* [EXCERPTED RECORDS]
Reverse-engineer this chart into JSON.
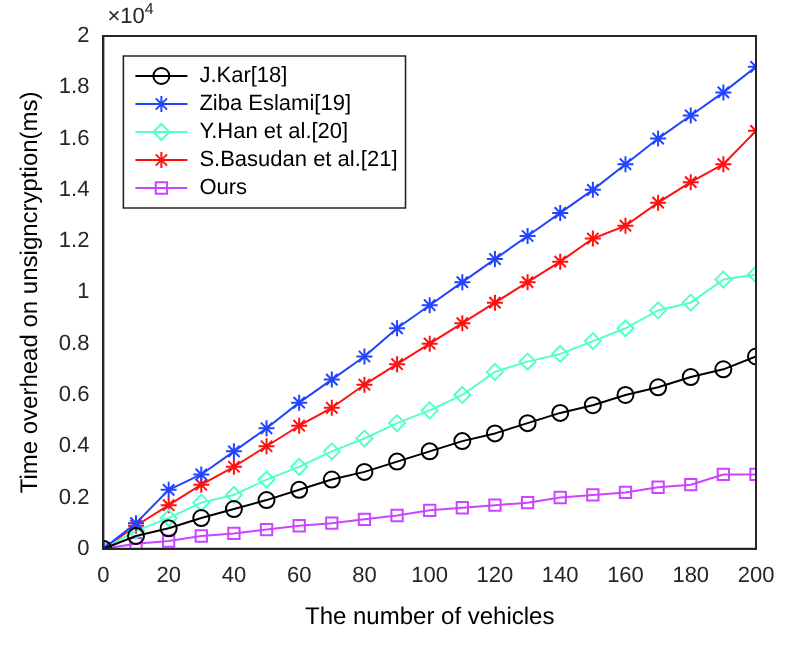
{
  "chart_data": {
    "type": "line",
    "xlabel": "The number of vehicles",
    "ylabel": "Time overhead on unsigncryption(ms)",
    "annotations": [
      "×10$^{4}$"
    ],
    "x": [
      0,
      10,
      20,
      30,
      40,
      50,
      60,
      70,
      80,
      90,
      100,
      110,
      120,
      130,
      140,
      150,
      160,
      170,
      180,
      190,
      200
    ],
    "xlim": [
      0,
      200
    ],
    "xticks": [
      0,
      20,
      40,
      60,
      80,
      100,
      120,
      140,
      160,
      180,
      200
    ],
    "ylim": [
      0,
      2
    ],
    "yticks": [
      0,
      0.2,
      0.4,
      0.6,
      0.8,
      1,
      1.2,
      1.4,
      1.6,
      1.8,
      2
    ],
    "grid": false,
    "legend": "top left",
    "line_style": "solid",
    "series": [
      {
        "name": "J.Kar[18]",
        "color": "#000000",
        "marker": "circle",
        "values": [
          0,
          0.05,
          0.08,
          0.12,
          0.155,
          0.19,
          0.23,
          0.27,
          0.3,
          0.34,
          0.38,
          0.42,
          0.45,
          0.49,
          0.53,
          0.56,
          0.6,
          0.63,
          0.67,
          0.7,
          0.75
        ]
      },
      {
        "name": "Ziba Eslami[19]",
        "color": "#2244ff",
        "marker": "cross",
        "values": [
          0,
          0.1,
          0.23,
          0.29,
          0.38,
          0.47,
          0.57,
          0.66,
          0.75,
          0.86,
          0.95,
          1.04,
          1.13,
          1.22,
          1.31,
          1.4,
          1.5,
          1.6,
          1.69,
          1.78,
          1.88
        ]
      },
      {
        "name": "Y.Han et al.[20]",
        "color": "#55ffcc",
        "marker": "diamond",
        "values": [
          0,
          0.07,
          0.12,
          0.18,
          0.21,
          0.27,
          0.32,
          0.38,
          0.43,
          0.49,
          0.54,
          0.6,
          0.69,
          0.73,
          0.76,
          0.81,
          0.86,
          0.93,
          0.96,
          1.05,
          1.07
        ]
      },
      {
        "name": "S.Basudan et al.[21]",
        "color": "#ff1111",
        "marker": "cross",
        "values": [
          0,
          0.09,
          0.17,
          0.25,
          0.32,
          0.4,
          0.48,
          0.55,
          0.64,
          0.72,
          0.8,
          0.88,
          0.96,
          1.04,
          1.12,
          1.21,
          1.26,
          1.35,
          1.43,
          1.5,
          1.63
        ]
      },
      {
        "name": "Ours",
        "color": "#cc44ff",
        "marker": "square",
        "values": [
          0,
          0.02,
          0.03,
          0.05,
          0.06,
          0.075,
          0.09,
          0.1,
          0.115,
          0.13,
          0.15,
          0.16,
          0.17,
          0.18,
          0.2,
          0.21,
          0.22,
          0.24,
          0.25,
          0.29,
          0.29
        ]
      }
    ]
  }
}
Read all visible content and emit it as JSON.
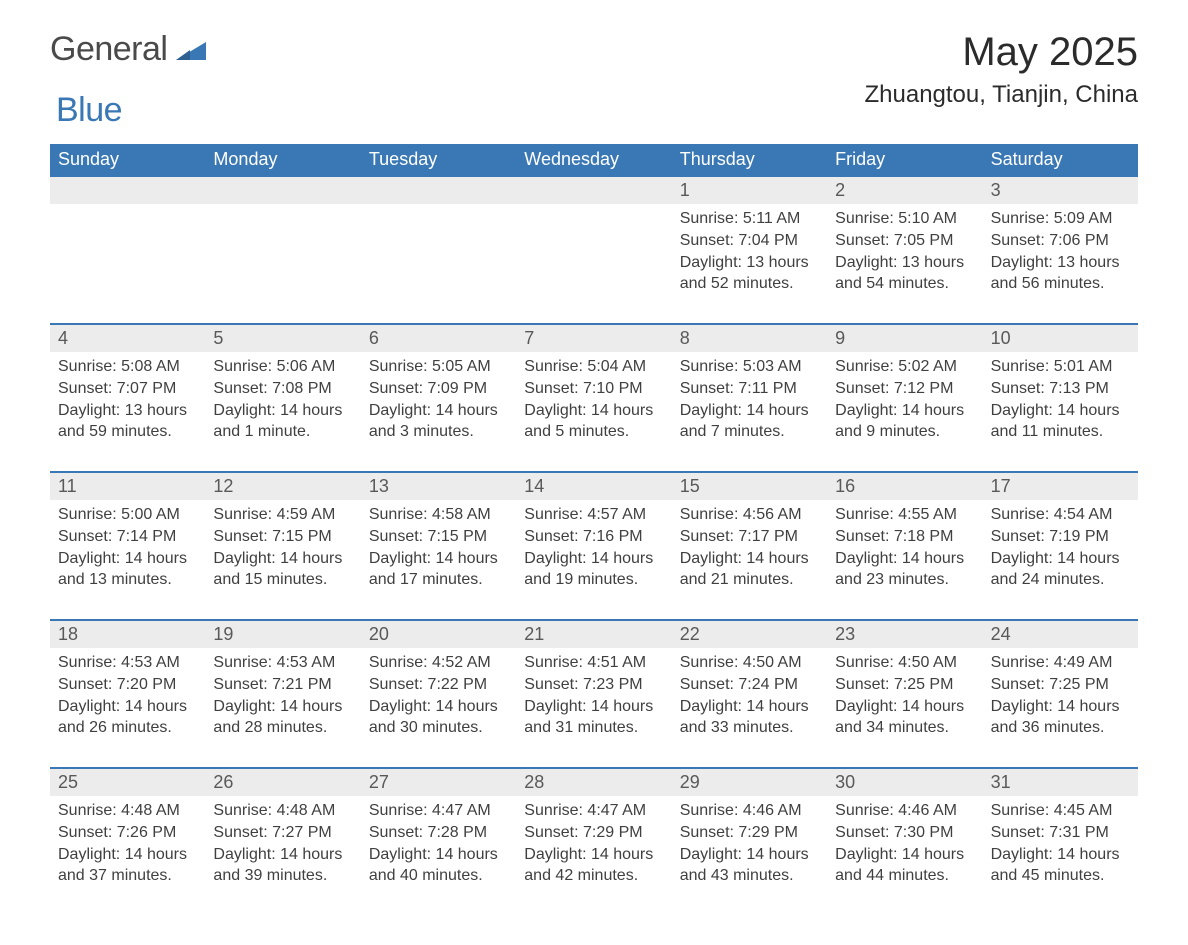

* [SET PROBLEM] Copy all the lines of data exactly as they appear, dropping any images.

* [WORKED SOLUTION]
Reverse-engineer this chart into JSON.
{
  "chart_data": {
    "type": "line",
    "xlabel": "The number of vehicles",
    "ylabel": "Time overhead on unsigncryption(ms)",
    "annotations": [
      "×10$^{4}$"
    ],
    "x": [
      0,
      10,
      20,
      30,
      40,
      50,
      60,
      70,
      80,
      90,
      100,
      110,
      120,
      130,
      140,
      150,
      160,
      170,
      180,
      190,
      200
    ],
    "xlim": [
      0,
      200
    ],
    "xticks": [
      0,
      20,
      40,
      60,
      80,
      100,
      120,
      140,
      160,
      180,
      200
    ],
    "ylim": [
      0,
      2
    ],
    "yticks": [
      0,
      0.2,
      0.4,
      0.6,
      0.8,
      1,
      1.2,
      1.4,
      1.6,
      1.8,
      2
    ],
    "grid": false,
    "legend": "top left",
    "line_style": "solid",
    "series": [
      {
        "name": "J.Kar[18]",
        "color": "#000000",
        "marker": "circle",
        "values": [
          0,
          0.05,
          0.08,
          0.12,
          0.155,
          0.19,
          0.23,
          0.27,
          0.3,
          0.34,
          0.38,
          0.42,
          0.45,
          0.49,
          0.53,
          0.56,
          0.6,
          0.63,
          0.67,
          0.7,
          0.75
        ]
      },
      {
        "name": "Ziba Eslami[19]",
        "color": "#2244ff",
        "marker": "cross",
        "values": [
          0,
          0.1,
          0.23,
          0.29,
          0.38,
          0.47,
          0.57,
          0.66,
          0.75,
          0.86,
          0.95,
          1.04,
          1.13,
          1.22,
          1.31,
          1.4,
          1.5,
          1.6,
          1.69,
          1.78,
          1.88
        ]
      },
      {
        "name": "Y.Han et al.[20]",
        "color": "#55ffcc",
        "marker": "diamond",
        "values": [
          0,
          0.07,
          0.12,
          0.18,
          0.21,
          0.27,
          0.32,
          0.38,
          0.43,
          0.49,
          0.54,
          0.6,
          0.69,
          0.73,
          0.76,
          0.81,
          0.86,
          0.93,
          0.96,
          1.05,
          1.07
        ]
      },
      {
        "name": "S.Basudan et al.[21]",
        "color": "#ff1111",
        "marker": "cross",
        "values": [
          0,
          0.09,
          0.17,
          0.25,
          0.32,
          0.4,
          0.48,
          0.55,
          0.64,
          0.72,
          0.8,
          0.88,
          0.96,
          1.04,
          1.12,
          1.21,
          1.26,
          1.35,
          1.43,
          1.5,
          1.63
        ]
      },
      {
        "name": "Ours",
        "color": "#cc44ff",
        "marker": "square",
        "values": [
          0,
          0.02,
          0.03,
          0.05,
          0.06,
          0.075,
          0.09,
          0.1,
          0.115,
          0.13,
          0.15,
          0.16,
          0.17,
          0.18,
          0.2,
          0.21,
          0.22,
          0.24,
          0.25,
          0.29,
          0.29
        ]
      }
    ]
  }
}
Read all visible content and emit it as JSON.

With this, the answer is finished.